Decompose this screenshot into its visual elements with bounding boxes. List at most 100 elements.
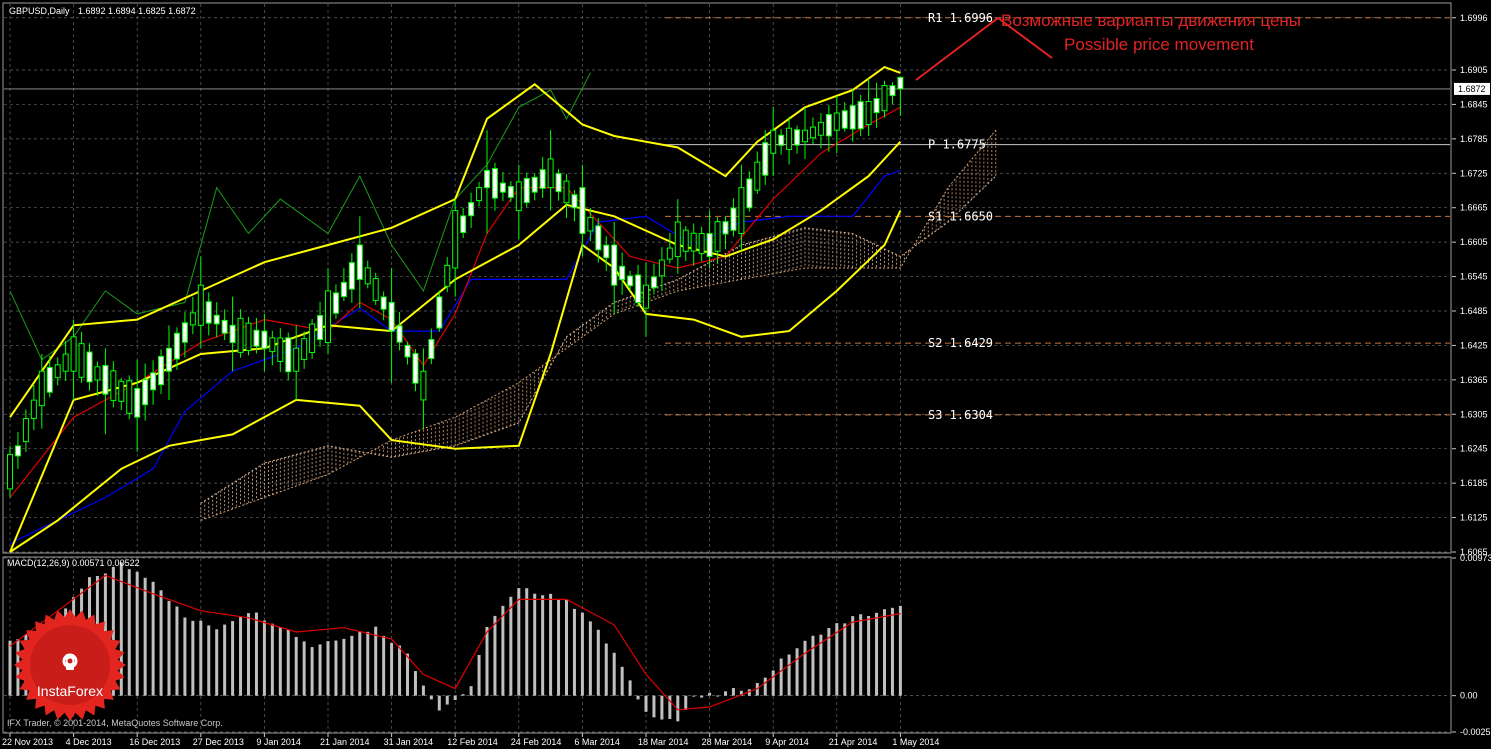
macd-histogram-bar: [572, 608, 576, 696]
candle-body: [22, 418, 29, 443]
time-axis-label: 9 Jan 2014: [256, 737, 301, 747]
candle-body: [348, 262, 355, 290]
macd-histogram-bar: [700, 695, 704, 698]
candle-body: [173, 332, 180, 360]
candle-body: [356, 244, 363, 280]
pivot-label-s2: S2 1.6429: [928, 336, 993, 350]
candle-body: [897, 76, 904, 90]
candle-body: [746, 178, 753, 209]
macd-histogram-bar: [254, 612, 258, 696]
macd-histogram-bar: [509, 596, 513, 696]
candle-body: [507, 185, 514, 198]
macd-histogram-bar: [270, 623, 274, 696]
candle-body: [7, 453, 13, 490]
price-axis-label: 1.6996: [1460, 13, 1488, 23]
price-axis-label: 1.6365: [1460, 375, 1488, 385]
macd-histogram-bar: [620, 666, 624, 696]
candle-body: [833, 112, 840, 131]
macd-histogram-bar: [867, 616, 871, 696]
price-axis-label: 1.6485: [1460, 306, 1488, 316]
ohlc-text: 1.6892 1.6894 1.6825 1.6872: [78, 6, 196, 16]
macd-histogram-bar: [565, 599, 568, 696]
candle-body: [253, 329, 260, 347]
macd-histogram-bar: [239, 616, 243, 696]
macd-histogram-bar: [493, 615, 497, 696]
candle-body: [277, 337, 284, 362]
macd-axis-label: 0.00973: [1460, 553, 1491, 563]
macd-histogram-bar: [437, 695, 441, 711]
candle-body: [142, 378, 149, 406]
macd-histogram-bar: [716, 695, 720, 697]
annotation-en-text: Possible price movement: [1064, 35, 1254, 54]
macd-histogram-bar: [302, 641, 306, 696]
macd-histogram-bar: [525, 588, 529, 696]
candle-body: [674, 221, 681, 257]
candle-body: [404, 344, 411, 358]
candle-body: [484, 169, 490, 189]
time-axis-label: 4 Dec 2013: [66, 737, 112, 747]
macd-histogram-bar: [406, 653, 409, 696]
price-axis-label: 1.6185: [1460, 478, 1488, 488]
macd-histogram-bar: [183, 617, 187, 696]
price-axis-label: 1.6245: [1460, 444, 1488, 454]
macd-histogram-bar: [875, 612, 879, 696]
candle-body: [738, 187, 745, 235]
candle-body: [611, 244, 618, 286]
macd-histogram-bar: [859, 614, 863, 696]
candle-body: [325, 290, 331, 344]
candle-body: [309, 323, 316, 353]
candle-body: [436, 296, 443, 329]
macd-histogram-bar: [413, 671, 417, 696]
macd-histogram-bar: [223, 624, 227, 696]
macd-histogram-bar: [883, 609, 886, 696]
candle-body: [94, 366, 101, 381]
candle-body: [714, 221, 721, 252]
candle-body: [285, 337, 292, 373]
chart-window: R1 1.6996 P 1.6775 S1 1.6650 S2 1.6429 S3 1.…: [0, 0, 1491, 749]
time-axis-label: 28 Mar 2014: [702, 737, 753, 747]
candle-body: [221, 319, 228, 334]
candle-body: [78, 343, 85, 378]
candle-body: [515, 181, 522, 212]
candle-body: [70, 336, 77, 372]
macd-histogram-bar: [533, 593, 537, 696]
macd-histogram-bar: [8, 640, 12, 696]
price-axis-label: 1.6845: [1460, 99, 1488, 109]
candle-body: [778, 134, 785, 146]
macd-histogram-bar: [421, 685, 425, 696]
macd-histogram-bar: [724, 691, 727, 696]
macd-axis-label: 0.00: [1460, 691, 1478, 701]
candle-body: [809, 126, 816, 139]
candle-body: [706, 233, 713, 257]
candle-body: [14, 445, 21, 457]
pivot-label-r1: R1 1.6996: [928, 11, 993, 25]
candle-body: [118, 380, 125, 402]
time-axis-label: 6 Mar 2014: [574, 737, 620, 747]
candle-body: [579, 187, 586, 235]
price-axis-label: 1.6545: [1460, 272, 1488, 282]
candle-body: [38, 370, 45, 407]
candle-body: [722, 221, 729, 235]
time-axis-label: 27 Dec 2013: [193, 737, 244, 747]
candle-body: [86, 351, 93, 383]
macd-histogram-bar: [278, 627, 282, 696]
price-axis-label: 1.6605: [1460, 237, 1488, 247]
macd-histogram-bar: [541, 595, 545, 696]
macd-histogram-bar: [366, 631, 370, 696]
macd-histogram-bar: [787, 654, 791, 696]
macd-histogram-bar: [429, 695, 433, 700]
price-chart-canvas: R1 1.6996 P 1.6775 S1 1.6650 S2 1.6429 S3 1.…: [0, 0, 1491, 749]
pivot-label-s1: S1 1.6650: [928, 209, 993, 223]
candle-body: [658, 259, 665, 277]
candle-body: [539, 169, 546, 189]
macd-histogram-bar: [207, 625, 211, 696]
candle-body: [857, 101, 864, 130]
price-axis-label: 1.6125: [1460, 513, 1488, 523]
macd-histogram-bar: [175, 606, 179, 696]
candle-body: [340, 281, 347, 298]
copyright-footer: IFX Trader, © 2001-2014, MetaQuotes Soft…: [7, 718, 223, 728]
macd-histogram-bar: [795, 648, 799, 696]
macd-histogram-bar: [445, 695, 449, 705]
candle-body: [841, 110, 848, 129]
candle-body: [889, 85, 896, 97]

--

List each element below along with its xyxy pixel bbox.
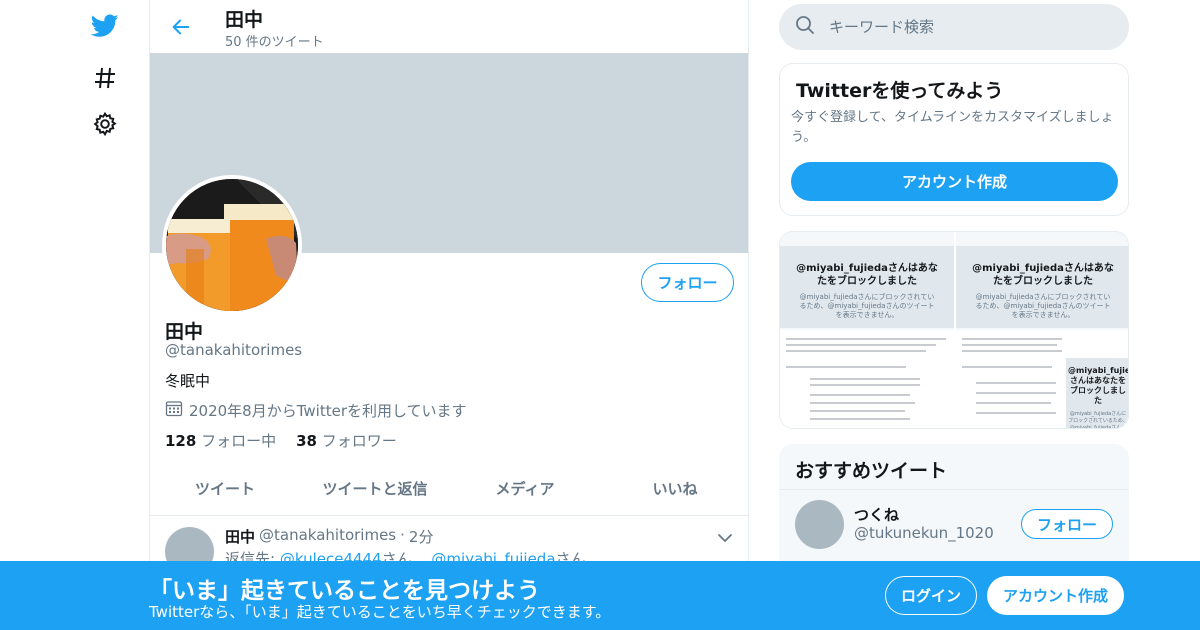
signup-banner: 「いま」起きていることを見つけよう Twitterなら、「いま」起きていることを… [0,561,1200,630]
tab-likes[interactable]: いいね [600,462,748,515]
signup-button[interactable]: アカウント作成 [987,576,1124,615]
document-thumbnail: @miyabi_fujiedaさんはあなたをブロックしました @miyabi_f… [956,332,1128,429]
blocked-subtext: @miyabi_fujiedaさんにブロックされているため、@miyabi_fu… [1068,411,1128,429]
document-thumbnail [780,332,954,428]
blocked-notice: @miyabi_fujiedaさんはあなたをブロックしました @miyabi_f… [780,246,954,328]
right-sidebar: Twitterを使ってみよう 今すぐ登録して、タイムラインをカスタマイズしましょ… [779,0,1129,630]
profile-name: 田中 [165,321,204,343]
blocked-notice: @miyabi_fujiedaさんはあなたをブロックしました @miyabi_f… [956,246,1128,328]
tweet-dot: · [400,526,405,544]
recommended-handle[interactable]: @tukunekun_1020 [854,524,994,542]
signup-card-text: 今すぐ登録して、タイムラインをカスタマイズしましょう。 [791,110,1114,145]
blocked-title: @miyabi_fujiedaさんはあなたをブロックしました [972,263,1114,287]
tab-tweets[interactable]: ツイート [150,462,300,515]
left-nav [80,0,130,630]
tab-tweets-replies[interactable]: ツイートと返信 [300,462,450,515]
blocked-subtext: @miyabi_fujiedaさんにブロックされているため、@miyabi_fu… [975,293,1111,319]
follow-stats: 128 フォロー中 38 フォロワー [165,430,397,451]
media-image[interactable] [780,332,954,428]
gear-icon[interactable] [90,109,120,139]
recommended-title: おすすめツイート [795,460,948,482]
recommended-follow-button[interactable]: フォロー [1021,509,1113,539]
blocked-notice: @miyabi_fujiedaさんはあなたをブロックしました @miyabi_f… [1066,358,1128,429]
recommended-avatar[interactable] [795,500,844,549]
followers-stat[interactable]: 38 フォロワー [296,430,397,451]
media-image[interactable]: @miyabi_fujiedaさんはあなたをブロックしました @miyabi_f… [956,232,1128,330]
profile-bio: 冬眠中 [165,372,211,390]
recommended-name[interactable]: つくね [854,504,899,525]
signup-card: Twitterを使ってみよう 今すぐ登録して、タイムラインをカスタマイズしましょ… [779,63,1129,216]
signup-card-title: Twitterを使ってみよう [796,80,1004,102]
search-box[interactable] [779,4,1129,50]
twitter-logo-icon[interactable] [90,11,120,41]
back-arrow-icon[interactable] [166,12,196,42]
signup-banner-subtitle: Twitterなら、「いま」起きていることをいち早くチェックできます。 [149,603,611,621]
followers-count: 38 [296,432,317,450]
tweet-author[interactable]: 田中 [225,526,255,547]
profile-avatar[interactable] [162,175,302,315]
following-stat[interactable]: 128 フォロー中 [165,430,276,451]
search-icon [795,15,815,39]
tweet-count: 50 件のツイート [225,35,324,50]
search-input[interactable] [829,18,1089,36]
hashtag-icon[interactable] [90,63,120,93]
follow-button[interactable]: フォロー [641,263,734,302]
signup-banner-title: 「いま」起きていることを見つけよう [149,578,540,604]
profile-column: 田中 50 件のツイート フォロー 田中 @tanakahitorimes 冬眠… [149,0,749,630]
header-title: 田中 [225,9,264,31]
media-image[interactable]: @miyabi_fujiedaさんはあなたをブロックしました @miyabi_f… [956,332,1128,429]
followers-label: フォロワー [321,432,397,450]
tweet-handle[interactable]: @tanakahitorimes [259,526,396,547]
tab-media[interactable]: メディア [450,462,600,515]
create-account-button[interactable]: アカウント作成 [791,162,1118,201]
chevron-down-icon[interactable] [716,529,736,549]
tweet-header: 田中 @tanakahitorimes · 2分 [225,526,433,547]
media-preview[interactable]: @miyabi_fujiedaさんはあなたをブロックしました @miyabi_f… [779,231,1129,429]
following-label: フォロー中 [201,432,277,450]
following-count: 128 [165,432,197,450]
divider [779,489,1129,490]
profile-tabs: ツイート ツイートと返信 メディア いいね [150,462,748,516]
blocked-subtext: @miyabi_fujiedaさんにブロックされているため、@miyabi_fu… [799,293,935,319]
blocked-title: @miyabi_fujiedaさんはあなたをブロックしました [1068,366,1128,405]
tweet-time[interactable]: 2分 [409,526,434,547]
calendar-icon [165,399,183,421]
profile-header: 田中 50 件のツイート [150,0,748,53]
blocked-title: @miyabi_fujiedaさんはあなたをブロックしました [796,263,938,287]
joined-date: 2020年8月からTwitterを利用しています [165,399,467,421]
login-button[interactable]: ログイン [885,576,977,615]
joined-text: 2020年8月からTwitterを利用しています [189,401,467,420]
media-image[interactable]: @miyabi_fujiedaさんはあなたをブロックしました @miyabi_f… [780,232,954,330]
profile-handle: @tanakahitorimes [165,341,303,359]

--

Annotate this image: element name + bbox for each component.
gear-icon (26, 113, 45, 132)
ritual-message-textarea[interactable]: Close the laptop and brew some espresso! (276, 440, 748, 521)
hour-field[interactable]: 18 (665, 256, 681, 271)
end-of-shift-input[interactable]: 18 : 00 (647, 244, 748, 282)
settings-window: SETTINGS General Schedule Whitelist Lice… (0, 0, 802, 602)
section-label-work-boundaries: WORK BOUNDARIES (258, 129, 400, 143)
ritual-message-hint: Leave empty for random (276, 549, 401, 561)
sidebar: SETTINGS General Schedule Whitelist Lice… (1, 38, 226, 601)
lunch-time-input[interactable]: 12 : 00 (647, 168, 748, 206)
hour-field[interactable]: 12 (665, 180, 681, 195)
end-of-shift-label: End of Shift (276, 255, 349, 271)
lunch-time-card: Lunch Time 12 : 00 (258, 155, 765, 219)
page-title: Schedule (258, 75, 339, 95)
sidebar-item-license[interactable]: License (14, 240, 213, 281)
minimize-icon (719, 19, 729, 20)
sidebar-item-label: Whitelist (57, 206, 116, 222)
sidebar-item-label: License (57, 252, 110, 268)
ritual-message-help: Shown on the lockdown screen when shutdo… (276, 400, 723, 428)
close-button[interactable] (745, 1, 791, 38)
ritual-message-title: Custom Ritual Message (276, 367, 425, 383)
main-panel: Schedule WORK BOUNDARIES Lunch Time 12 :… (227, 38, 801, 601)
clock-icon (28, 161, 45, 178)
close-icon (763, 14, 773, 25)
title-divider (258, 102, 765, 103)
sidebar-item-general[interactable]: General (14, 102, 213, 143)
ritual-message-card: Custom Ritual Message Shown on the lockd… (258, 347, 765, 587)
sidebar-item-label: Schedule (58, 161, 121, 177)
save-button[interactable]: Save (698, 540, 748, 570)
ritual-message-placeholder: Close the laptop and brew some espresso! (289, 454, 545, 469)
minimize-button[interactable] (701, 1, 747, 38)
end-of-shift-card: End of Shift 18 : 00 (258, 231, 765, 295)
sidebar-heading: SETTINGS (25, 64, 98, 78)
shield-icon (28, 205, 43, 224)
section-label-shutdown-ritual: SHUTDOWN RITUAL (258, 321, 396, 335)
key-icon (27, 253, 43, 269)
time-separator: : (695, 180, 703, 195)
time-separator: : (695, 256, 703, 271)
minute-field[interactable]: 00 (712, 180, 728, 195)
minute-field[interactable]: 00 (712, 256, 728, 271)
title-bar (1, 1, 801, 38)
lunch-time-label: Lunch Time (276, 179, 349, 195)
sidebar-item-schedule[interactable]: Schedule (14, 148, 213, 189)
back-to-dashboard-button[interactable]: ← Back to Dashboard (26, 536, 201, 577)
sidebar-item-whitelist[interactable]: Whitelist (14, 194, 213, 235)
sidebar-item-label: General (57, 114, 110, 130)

Stated problem — Swap "candle-body" for "candle-rect" in the material, starting at the line that has "macd-histogram-bar: [572, 608, 576, 696]" and stopping after the line that has "candle-body: [173, 332, 180, 360]", and write out only those lines with everything else unchanged.

Answer below —
macd-histogram-bar: [572, 608, 576, 696]
candle-rect: [22, 418, 29, 443]
time-axis-label: 9 Jan 2014: [256, 737, 301, 747]
candle-rect: [348, 262, 355, 290]
macd-histogram-bar: [700, 695, 704, 698]
candle-rect: [173, 332, 180, 360]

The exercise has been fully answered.